◆ **Data excerpts**

:::::

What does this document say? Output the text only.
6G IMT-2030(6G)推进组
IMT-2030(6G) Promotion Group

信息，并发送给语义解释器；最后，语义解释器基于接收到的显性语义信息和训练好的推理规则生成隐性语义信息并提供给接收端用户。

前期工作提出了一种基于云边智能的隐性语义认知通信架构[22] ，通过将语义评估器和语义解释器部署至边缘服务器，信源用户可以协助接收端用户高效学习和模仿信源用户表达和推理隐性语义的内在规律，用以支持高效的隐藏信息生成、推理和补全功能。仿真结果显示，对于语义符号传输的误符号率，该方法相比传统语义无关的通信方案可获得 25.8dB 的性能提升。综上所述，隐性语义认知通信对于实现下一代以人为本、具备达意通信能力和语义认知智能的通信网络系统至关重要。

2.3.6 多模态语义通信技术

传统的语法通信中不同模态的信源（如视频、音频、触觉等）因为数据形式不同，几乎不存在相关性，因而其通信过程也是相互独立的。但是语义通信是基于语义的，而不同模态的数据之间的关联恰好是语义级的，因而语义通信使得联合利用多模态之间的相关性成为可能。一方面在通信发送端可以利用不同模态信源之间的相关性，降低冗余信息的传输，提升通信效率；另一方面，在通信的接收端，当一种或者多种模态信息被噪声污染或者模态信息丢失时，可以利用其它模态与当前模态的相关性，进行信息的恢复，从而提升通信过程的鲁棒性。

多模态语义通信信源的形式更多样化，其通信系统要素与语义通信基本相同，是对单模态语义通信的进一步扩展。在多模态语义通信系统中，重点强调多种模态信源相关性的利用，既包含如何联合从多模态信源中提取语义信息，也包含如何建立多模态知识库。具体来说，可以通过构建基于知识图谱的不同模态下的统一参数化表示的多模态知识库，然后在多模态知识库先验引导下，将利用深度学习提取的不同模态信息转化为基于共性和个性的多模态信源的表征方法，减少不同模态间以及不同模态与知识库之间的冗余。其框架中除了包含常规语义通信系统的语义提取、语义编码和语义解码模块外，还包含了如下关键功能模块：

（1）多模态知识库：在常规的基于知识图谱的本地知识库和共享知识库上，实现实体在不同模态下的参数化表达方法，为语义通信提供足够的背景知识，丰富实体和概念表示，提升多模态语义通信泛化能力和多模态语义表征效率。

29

:::::

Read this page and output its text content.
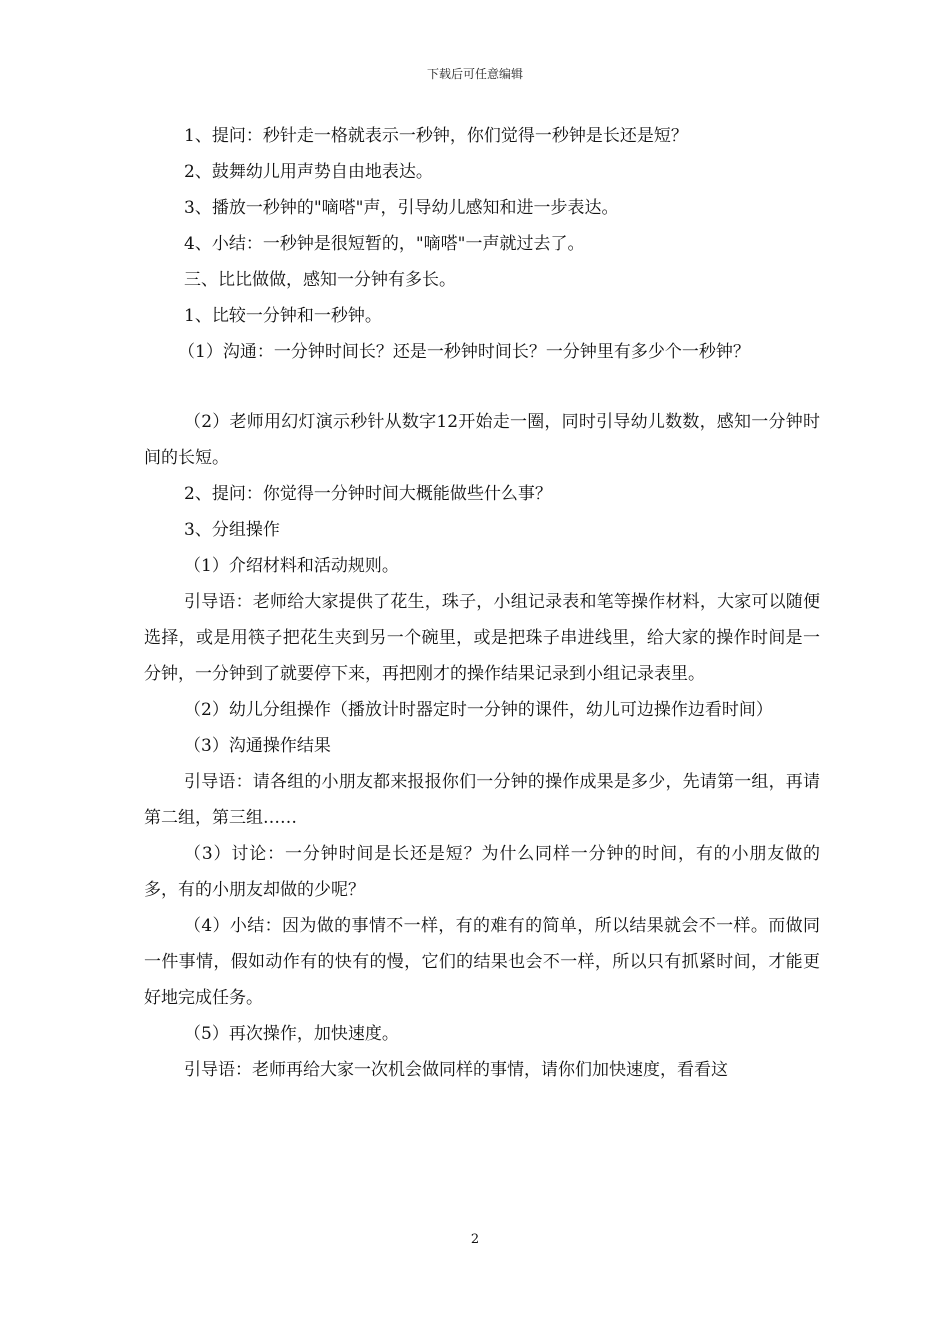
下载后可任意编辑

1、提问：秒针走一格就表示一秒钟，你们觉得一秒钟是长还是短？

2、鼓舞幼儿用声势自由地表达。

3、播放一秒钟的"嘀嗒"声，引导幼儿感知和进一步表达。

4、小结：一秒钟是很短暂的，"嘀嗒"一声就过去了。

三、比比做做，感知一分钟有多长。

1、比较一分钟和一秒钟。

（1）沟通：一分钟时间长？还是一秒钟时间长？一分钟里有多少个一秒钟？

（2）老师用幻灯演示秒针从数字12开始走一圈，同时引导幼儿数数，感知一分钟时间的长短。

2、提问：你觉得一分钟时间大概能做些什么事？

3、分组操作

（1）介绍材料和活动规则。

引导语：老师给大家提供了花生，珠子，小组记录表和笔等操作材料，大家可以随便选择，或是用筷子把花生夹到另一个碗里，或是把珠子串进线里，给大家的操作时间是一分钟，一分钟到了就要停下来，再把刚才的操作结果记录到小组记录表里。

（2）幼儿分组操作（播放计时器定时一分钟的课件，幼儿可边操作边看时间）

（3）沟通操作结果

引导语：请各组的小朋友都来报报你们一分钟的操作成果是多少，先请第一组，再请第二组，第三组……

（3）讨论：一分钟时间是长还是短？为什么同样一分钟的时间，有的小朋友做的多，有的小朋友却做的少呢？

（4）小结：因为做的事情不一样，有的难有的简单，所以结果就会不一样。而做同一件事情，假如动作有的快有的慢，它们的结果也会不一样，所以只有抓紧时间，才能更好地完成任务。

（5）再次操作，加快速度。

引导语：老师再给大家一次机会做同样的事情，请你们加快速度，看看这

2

:::::

◆ **Aim**
Show all lines from the listing above in which "text" appears.

◆ **Response to the exercise**
What does this document say? Output the text only.
Read this page and output its text content.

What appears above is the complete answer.